**Excerpt to read:**
----
By Jeffrey Rosen, Arthur M. Schlesinger, Sean Wilentz

Henry Holt and Company

Copyright © 2018 Jeffrey Rosen
All rights reserved.
ISBN: 978-0-8050-6954-9

Contents

The American Presidents Series,
W. H. Taft Portrait,
Title Page,
Copyright Notice,
Dedication,
Editor's Note,
Introduction: Judicial President and Presidential Chief Justice,
1 "A Judicial Temperament": The Education of Judge Taft,
2 "We Want Taft": Civil Governor, Secretary of War, and President-Elect,
3 "The Best Tariff Bill": The President, Tax Reform, and Free Trade,
4 "Within the Law": The Environment, Monopolies, and Foreign Affairs,
5 "Popular Unrest": The Election of 1912 and the Battle for the Constitution,
6 "I Love Judges and I Love Courts": Chief Justice at Last,
Epilogue: Our Constitutional President,
Notes,
Milestones,
Selected Bibliography,
Acknowledgments,
Index,
Also by Jeffrey Rosen,
About the Author,
Copyright,


CHAPTER 1

"A Judicial Temperament": The Education of Judge Taft


William Howard Taft inherited his judicial temperament and constitutional vision from his father, Alphonso Taft. A mutual acquaintance who heard the young Judge Taft hand down a decision exclaimed: "That young man has the judicial temperament, and the power of analysis and clear presentation of his father to an extent that is amazing." Alphonso Taft was born on November 5, 1810, on a farm in Townshend, Vermont. He was graduated from Yale College and Yale Law School and then settled in Cincinnati, Ohio, where in 1841 he married Fanny Phelps, the cultivated daughter of a county judge. Two of their five children survived infancy: Peter Rawson Taft II and Charles Phelps Taft, who became a U.S. congressman and owner of the Cincinnati Times-Star, the Philadelphia Phillies, and the Chicago Cubs. Fanny died eleven years later, in 1852, and the following year Alphonso married Louisa Maria Torrey, a graduate of Mount Holyoke College, who later became a champion of women suffrage and free education.
----
**Data records:**
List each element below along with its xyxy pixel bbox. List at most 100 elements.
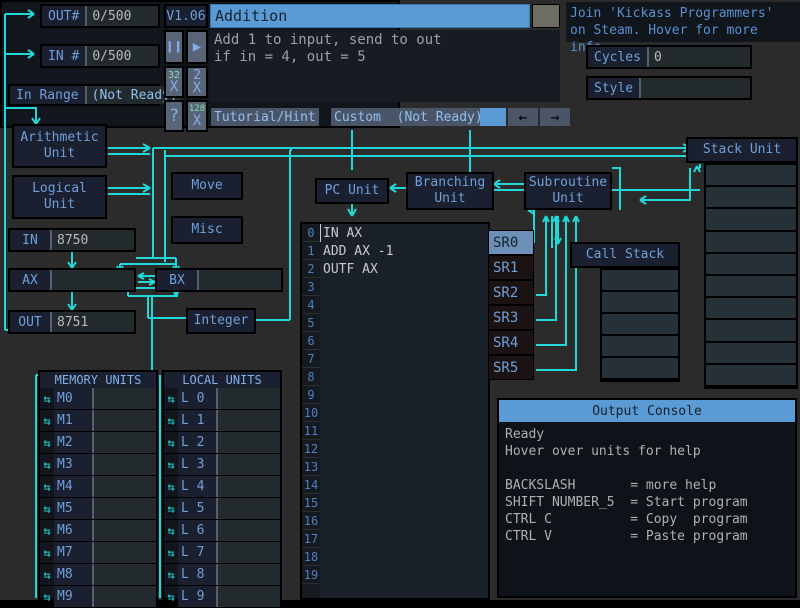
- local-unit-row-value[interactable]: [218, 564, 280, 585]
- stack-unit-row[interactable]: [706, 209, 796, 232]
- memory-unit-row-value[interactable]: [94, 586, 156, 607]
- call-stack-header[interactable]: Call Stack: [570, 242, 680, 268]
- swap-icon[interactable]: ⇆: [164, 454, 178, 475]
- out-counter[interactable]: OUT# 0/500: [40, 4, 160, 28]
- speed-32x-button[interactable]: 32 X: [164, 66, 184, 98]
- memory-unit-row[interactable]: ⇆ M5: [40, 498, 156, 520]
- code-line[interactable]: [320, 314, 488, 332]
- code-line[interactable]: [320, 512, 488, 530]
- stack-unit-row[interactable]: [706, 165, 796, 188]
- memory-units-table[interactable]: MEMORY UNITS ⇆ M0 ⇆ M1 ⇆ M2 ⇆ M3 ⇆ M4 ⇆ M5 ⇆ M6 ⇆ M7 ⇆ M8…: [38, 370, 158, 608]
- stack-unit-row[interactable]: [706, 298, 796, 321]
- code-line[interactable]: [320, 296, 488, 314]
- stack-unit-row[interactable]: [706, 187, 796, 210]
- code-line[interactable]: [320, 422, 488, 440]
- memory-unit-row-value[interactable]: [94, 388, 156, 409]
- swap-icon[interactable]: ⇆: [40, 564, 54, 585]
- subroutine-register-sr4[interactable]: SR4: [488, 330, 534, 355]
- subroutine-register-sr2[interactable]: SR2: [488, 280, 534, 305]
- in-range-status[interactable]: In Range (Not Ready): [8, 84, 183, 106]
- swap-icon[interactable]: ⇆: [164, 564, 178, 585]
- local-unit-row[interactable]: ⇆ L 1: [164, 410, 280, 432]
- local-unit-row-value[interactable]: [218, 432, 280, 453]
- swap-icon[interactable]: ⇆: [164, 498, 178, 519]
- local-units-table[interactable]: LOCAL UNITS ⇆ L 0 ⇆ L 1 ⇆ L 2 ⇆ L 3 ⇆ L 4 ⇆ L 5 ⇆ L 6…: [162, 370, 282, 608]
- code-editor[interactable]: 0 1 2 3 4 5 6 7 8 9 10 11 12 13 14 15 16 17 18 19 IN AX ADD …: [300, 222, 490, 600]
- next-program-button[interactable]: →: [540, 108, 570, 126]
- memory-unit-row[interactable]: ⇆ M7: [40, 542, 156, 564]
- swap-icon[interactable]: ⇆: [164, 388, 178, 409]
- speed-2x-button[interactable]: 2 X: [186, 66, 208, 98]
- register-bx[interactable]: BX: [155, 268, 283, 292]
- local-unit-row[interactable]: ⇆ L 9: [164, 586, 280, 608]
- memory-unit-row-value[interactable]: [94, 476, 156, 497]
- integer-unit[interactable]: Integer: [186, 308, 256, 334]
- code-line[interactable]: [320, 530, 488, 548]
- code-line[interactable]: [320, 332, 488, 350]
- call-stack-row[interactable]: [602, 292, 678, 314]
- program-title-input[interactable]: Addition: [210, 4, 530, 28]
- swap-icon[interactable]: ⇆: [40, 476, 54, 497]
- output-console[interactable]: Output Console Ready Hover over units fo…: [497, 398, 797, 598]
- local-unit-row[interactable]: ⇆ L 4: [164, 476, 280, 498]
- code-line[interactable]: ADD AX -1: [320, 242, 488, 260]
- memory-unit-row[interactable]: ⇆ M0: [40, 388, 156, 410]
- local-unit-row[interactable]: ⇆ L 6: [164, 520, 280, 542]
- local-unit-row-value[interactable]: [218, 410, 280, 431]
- memory-unit-row-value[interactable]: [94, 432, 156, 453]
- misc-unit[interactable]: Misc: [171, 216, 243, 244]
- subroutine-register-sr0[interactable]: SR0: [488, 230, 534, 255]
- swap-icon[interactable]: ⇆: [40, 454, 54, 475]
- memory-unit-row[interactable]: ⇆ M3: [40, 454, 156, 476]
- style-field[interactable]: Style: [586, 76, 752, 100]
- program-description[interactable]: Add 1 to input, send to out if in = 4, o…: [210, 30, 560, 102]
- memory-units-rows[interactable]: ⇆ M0 ⇆ M1 ⇆ M2 ⇆ M3 ⇆ M4 ⇆ M5 ⇆ M6 ⇆ M7 ⇆ M8 ⇆ M9: [40, 388, 156, 608]
- code-line[interactable]: OUTF AX: [320, 260, 488, 278]
- subroutine-register-list[interactable]: SR0 SR1 SR2 SR3 SR4 SR5: [488, 230, 534, 380]
- memory-unit-row-value[interactable]: [94, 564, 156, 585]
- swap-icon[interactable]: ⇆: [40, 498, 54, 519]
- cycles-field[interactable]: Cycles 0: [586, 45, 752, 69]
- stack-unit-row[interactable]: [706, 364, 796, 387]
- local-unit-row-value[interactable]: [218, 388, 280, 409]
- logical-unit[interactable]: Logical Unit: [12, 175, 107, 219]
- local-unit-row[interactable]: ⇆ L 0: [164, 388, 280, 410]
- memory-unit-row-value[interactable]: [94, 542, 156, 563]
- memory-unit-row-value[interactable]: [94, 520, 156, 541]
- stack-unit-header[interactable]: Stack Unit: [686, 137, 798, 163]
- local-unit-row-value[interactable]: [218, 476, 280, 497]
- swap-icon[interactable]: ⇆: [40, 520, 54, 541]
- prev-program-button[interactable]: ←: [508, 108, 538, 126]
- swap-icon[interactable]: ⇆: [164, 476, 178, 497]
- code-line[interactable]: IN AX: [320, 224, 488, 242]
- help-button[interactable]: ?: [164, 100, 184, 132]
- local-unit-row[interactable]: ⇆ L 7: [164, 542, 280, 564]
- code-line[interactable]: [320, 494, 488, 512]
- code-line[interactable]: [320, 350, 488, 368]
- code-line[interactable]: [320, 386, 488, 404]
- call-stack-row[interactable]: [602, 314, 678, 336]
- move-unit[interactable]: Move: [171, 172, 243, 200]
- speed-128x-button[interactable]: 128 X: [186, 100, 208, 132]
- local-unit-row-value[interactable]: [218, 454, 280, 475]
- arithmetic-unit[interactable]: Arithmetic Unit: [12, 124, 107, 168]
- stack-unit-row[interactable]: [706, 342, 796, 365]
- stack-unit-row[interactable]: [706, 275, 796, 299]
- local-unit-row[interactable]: ⇆ L 2: [164, 432, 280, 454]
- swap-icon[interactable]: ⇆: [164, 542, 178, 563]
- local-unit-row[interactable]: ⇆ L 8: [164, 564, 280, 586]
- local-unit-row-value[interactable]: [218, 586, 280, 607]
- memory-unit-row[interactable]: ⇆ M9: [40, 586, 156, 608]
- local-unit-row-value[interactable]: [218, 498, 280, 519]
- subroutine-unit[interactable]: Subroutine Unit: [524, 172, 612, 210]
- tutorial-hint-button[interactable]: Tutorial/Hint: [211, 108, 319, 126]
- code-area[interactable]: IN AX ADD AX -1 OUTF AX: [320, 224, 488, 598]
- code-line[interactable]: [320, 566, 488, 584]
- pause-button[interactable]: ❙❙: [164, 30, 184, 64]
- local-unit-row[interactable]: ⇆ L 5: [164, 498, 280, 520]
- code-line[interactable]: [320, 458, 488, 476]
- memory-unit-row-value[interactable]: [94, 410, 156, 431]
- memory-unit-row[interactable]: ⇆ M1: [40, 410, 156, 432]
- local-unit-row-value[interactable]: [218, 520, 280, 541]
- branching-unit[interactable]: Branching Unit: [406, 172, 494, 210]
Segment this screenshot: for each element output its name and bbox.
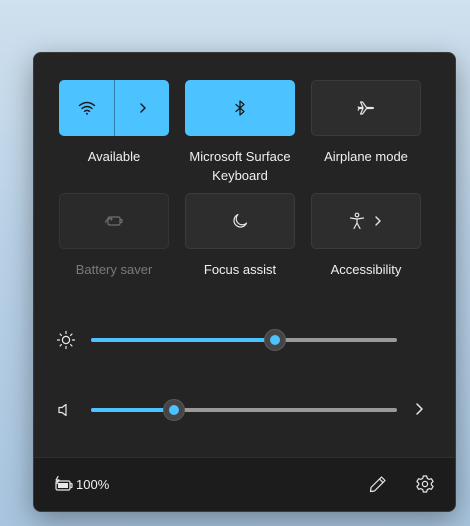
----
**Stated task A:**
In the records, take the lines from the one with "- local-unit-row-value[interactable]: [218, 564, 280, 585]" up to and including the one with "- swap-icon[interactable]: ⇆: [164, 454, 178, 475]", and lay them out as a Markdown table with the columns Row and Line. Number each row and skip any blank lines.
**Stated task B:**
Pick up the Taft biography excerpt right after its last sentence and continue it.

**Exercise answer A:**
| Row | Line |
|---|---|
| 1 | - local-unit-row-value[interactable]: [218, 564, 280, 585] |
| 2 | - stack-unit-row[interactable]: [706, 209, 796, 232] |
| 3 | - memory-unit-row-value[interactable]: [94, 586, 156, 607] |
| 4 | - call-stack-header[interactable]: Call Stack: [570, 242, 680, 268] |
| 5 | - swap-icon[interactable]: ⇆: [164, 454, 178, 475] |

**Exercise answer B:**
As a delegate to the first Republican Convention, held in Philadelphia in 1856, Alphonso Taft voted for the first Republican platform, in which the delegates declared themselves opposed "to the extension of Slavery into Free Territory." Appalled that President Franklin Pierce had signed the Kansas-Nebraska Act of 1854, which allowed the extension of slavery into territories north of the line drawn by the Missouri Compromise, the delegates insisted that "the dearest Constitutional rights of the people of Kansas have been fraudulently and violently taken from them." And they resolved: "That the maintenance of the principles promulgated in the Declaration of Independence, and embodied in the Federal Constitution are essential to the preservation of our Republican institutions, and that the Federal Constitution, the rights of the States, and the union of the States, must and shall be preserved." This resolution would define the political philosophy of both Alphonso and William Howard Taft, who was born the following year, on September 15, 1857, two days before the seventieth anniversary of the signing of the Constitution.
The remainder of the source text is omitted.